▸ Activity
In the forum thread, how long had the friendship that 2025willbemytime says came to an end lasted?

▸ Excerpt provided
------------------------------------------------------------------------
ThejoyofNC · 26/01/2025 19:08

Your SIL/BILs have absolutely no right to be texting you demands, I'd have blocked too. As for your friend, if she's so bothered tell her they're accepting any offers of help.

Scautish · 26/01/2025 19:08

Fuck that. YANBU.

OtterlyMad · 26/01/2025 19:08

I’m genuinely infuriated on your behalf. You would be unreasonable if you DID help them after their shitty attitude towards you! Don’t you dare give in. I suggest your husband’s siblings pull their fingers out and assist their darling parents in their time of need.

2025willbemytime · 26/01/2025 19:09

YANBU and that friend is no loss. I had a friendship of nearly 40 years come to an end because of something they said.

Why should you do any of this and all that matters is your husband supports you. You don't need the families permission.

mnahmnah · 26/01/2025 19:09

Good on you and what a fab DH you have!

Reply to the GP sibling ‘OR, you could cut your hours and take leave to help YOUR parents?’

Reply to the abroad sibling ‘OR, you could get your arse back home and help YOUR parents’

Reply to your father in law ‘Why on earth do you want me to visit when you eh e always made it clear how much your dislike
me?!’

DisforDarkChocolate · 26/01/2025 19:09

Your friend is a judgemental c**t who needs to mind her own business, as does everyone else who isn't your husband.

Even if they had been lovely in-laws this is not your responsibility @Splendud.

Pickledpeanuts · 26/01/2025 19:10

You are totally in your rights, and if your husband supports you in this as well it's a no-brainer.

Good on you for setting a boundary and sticking to it.

xRobin · 26/01/2025 19:11

YANBU!!
I agree with pp in supporting your DH, even if that means just “being there” for him when he gets back, letting him vent about the endless crap he’ll find in their house.
But f* them in-laws for not accepting you all these years until they need you? Urgh, shitty people.

TheFlyingHorse · 26/01/2025 19:11

YANBU. Stick to your guns. It's not your problem and it's good to hear your DH is supporting you.

On a side note I've seen so many older people in complete denial about the ageing process and leaving it so late to downsize that they can't do it without help. I'm really determined not to put myself and my DC in that situation.

TiramisuThief · 26/01/2025 19:11

Good on you, OP

Your DH's siblings are trying to guilt you so they don't have to put themselves out.

Blocking is a good move!

Holesintheground · 26/01/2025 19:12

Why aren't these people bothering your husband to step in? You know, since they are HIS parents?

I get that he's been supportive of you in the face of their unfriendliness and hostility. It's good that he doesn't expect you to care for his parents. But will he do it himself? What's his plan? I say this because men often seem oblivious of social expectations that are directed a lot more obviously at women.
------------------------------------------------------------------------
Bounding box prediction data:
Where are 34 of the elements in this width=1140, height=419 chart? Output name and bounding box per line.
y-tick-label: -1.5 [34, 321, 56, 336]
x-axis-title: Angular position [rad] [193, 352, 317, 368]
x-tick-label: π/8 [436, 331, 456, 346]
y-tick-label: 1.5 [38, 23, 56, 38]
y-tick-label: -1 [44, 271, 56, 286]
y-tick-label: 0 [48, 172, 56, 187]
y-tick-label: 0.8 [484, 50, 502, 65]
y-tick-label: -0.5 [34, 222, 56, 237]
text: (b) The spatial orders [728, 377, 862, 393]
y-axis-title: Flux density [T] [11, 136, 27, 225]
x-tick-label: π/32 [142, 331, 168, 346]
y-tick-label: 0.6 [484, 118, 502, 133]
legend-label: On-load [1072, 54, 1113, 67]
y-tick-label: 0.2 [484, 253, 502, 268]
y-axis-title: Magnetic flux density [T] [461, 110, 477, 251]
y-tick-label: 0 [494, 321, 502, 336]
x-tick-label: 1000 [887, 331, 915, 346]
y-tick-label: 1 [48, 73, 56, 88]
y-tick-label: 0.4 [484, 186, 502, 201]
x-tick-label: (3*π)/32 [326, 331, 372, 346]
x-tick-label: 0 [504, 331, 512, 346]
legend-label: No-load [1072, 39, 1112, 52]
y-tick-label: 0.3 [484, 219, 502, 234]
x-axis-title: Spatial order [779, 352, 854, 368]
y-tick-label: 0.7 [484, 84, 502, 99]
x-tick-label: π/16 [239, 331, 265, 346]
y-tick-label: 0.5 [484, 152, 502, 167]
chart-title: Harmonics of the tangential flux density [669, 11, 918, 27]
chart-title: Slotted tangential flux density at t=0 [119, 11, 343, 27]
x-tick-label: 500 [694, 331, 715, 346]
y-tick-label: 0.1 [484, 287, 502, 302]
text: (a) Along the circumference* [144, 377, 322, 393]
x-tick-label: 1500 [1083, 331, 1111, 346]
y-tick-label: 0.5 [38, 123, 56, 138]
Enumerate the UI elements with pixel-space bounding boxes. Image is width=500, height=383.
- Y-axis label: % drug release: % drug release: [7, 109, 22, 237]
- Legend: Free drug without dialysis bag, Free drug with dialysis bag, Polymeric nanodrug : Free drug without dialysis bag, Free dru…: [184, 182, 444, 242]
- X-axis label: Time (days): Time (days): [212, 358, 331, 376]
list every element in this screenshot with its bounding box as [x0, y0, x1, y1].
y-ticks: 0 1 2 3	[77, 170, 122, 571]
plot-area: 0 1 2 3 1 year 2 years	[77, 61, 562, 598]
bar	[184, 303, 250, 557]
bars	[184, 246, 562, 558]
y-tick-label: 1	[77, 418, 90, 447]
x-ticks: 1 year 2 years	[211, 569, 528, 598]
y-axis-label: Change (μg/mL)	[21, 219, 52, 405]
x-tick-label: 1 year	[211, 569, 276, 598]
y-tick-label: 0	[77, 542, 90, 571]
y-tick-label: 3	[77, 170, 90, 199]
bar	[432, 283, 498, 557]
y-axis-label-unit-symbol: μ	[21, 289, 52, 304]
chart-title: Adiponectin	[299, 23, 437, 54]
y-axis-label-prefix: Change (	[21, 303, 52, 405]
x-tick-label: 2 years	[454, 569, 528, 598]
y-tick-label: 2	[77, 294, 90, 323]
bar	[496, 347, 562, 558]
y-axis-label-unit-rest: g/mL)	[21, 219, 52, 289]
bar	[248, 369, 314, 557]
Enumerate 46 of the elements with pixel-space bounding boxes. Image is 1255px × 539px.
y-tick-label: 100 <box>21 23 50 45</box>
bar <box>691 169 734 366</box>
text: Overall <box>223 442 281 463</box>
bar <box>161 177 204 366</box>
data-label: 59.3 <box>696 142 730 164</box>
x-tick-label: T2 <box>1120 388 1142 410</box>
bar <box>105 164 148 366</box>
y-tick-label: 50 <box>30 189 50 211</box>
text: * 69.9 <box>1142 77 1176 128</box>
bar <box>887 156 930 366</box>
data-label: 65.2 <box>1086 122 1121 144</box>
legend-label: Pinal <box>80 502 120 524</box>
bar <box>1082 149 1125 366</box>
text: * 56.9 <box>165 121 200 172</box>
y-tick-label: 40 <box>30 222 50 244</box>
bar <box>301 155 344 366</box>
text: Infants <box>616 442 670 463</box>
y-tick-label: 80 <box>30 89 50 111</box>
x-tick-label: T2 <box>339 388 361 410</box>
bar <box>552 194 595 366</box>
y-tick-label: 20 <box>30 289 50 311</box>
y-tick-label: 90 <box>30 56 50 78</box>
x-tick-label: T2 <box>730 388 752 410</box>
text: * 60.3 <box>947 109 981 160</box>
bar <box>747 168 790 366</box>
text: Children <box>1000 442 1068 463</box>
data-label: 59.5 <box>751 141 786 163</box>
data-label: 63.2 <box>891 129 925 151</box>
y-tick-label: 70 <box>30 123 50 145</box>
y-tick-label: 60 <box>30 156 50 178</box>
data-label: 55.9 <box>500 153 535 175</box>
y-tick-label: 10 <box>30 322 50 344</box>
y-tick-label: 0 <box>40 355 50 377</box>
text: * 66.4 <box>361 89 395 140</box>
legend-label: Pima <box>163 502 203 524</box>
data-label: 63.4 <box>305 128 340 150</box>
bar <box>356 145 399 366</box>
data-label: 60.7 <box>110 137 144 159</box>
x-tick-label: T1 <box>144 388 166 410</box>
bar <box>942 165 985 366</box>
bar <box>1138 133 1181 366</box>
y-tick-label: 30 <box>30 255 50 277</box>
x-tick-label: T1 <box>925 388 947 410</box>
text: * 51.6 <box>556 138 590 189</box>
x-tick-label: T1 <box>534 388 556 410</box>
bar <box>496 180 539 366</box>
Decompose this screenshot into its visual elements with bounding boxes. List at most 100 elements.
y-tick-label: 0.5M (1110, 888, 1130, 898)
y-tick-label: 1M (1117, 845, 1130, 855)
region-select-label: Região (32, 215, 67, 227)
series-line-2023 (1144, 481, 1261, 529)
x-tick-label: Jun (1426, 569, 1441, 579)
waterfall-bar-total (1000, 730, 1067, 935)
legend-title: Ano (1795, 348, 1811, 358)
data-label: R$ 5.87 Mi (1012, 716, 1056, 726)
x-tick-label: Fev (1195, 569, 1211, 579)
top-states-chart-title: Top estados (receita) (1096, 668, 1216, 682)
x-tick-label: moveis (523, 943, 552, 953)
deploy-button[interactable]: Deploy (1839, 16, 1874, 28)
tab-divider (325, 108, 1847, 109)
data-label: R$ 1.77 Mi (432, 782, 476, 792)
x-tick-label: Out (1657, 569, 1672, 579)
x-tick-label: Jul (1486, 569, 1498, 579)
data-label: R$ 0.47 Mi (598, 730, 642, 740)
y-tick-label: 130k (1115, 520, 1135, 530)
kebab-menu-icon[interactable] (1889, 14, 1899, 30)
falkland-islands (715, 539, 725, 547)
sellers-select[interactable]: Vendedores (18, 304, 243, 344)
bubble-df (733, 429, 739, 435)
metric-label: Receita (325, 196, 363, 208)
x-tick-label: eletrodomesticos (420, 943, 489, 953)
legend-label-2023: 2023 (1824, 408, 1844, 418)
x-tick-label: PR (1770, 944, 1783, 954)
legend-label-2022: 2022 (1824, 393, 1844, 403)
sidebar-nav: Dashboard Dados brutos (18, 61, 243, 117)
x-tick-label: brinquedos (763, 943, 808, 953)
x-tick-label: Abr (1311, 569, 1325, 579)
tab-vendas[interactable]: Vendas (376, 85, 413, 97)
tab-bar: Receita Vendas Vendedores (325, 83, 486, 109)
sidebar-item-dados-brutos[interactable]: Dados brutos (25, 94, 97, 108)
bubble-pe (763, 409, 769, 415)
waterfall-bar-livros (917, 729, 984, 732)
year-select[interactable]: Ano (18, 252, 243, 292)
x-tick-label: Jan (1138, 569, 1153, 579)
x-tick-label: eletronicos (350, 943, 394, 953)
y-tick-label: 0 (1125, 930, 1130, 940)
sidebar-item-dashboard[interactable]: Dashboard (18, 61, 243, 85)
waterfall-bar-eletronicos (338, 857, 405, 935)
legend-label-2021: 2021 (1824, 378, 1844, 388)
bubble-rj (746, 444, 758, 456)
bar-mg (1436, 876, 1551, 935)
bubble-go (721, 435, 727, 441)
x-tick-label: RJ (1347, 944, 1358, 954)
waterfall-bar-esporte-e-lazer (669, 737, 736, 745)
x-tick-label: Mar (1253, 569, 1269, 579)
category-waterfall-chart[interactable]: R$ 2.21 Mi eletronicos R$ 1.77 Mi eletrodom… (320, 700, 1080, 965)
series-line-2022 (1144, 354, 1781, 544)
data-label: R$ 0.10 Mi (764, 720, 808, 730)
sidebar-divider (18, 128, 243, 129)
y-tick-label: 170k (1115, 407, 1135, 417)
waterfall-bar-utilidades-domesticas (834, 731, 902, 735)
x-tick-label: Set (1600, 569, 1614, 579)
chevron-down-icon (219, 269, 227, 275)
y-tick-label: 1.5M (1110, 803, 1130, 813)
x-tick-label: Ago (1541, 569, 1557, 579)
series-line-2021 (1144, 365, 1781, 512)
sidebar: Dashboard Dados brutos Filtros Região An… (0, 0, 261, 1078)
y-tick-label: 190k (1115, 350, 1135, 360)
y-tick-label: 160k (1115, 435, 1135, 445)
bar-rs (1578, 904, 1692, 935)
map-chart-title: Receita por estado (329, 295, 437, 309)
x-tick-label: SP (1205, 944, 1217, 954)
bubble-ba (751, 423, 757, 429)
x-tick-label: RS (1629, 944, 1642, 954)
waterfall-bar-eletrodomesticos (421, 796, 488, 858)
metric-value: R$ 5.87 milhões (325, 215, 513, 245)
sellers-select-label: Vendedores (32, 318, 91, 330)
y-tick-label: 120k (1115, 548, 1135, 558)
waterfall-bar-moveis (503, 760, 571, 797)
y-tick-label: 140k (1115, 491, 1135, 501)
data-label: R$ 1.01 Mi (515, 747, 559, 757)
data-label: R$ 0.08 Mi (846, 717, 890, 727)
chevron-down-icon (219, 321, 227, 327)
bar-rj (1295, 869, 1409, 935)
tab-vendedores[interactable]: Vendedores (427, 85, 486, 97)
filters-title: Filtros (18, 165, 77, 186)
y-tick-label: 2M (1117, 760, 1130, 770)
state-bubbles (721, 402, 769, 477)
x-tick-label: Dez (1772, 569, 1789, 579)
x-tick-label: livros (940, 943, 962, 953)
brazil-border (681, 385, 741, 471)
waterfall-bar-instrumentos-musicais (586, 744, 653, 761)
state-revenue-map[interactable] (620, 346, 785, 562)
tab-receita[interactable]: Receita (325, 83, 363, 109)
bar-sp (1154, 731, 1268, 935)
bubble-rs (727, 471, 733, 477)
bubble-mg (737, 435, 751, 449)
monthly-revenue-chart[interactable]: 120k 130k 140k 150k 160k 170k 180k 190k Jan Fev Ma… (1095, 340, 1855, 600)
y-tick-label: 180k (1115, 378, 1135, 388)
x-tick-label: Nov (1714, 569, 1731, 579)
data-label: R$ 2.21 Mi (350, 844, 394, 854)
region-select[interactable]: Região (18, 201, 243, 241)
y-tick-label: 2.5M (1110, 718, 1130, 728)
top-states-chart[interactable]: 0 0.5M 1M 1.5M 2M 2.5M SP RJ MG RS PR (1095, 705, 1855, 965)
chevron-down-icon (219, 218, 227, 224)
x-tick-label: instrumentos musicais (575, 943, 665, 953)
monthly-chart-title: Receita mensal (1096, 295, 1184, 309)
------------------------------------------------------------------------
▸ Response
Nearly 40 years.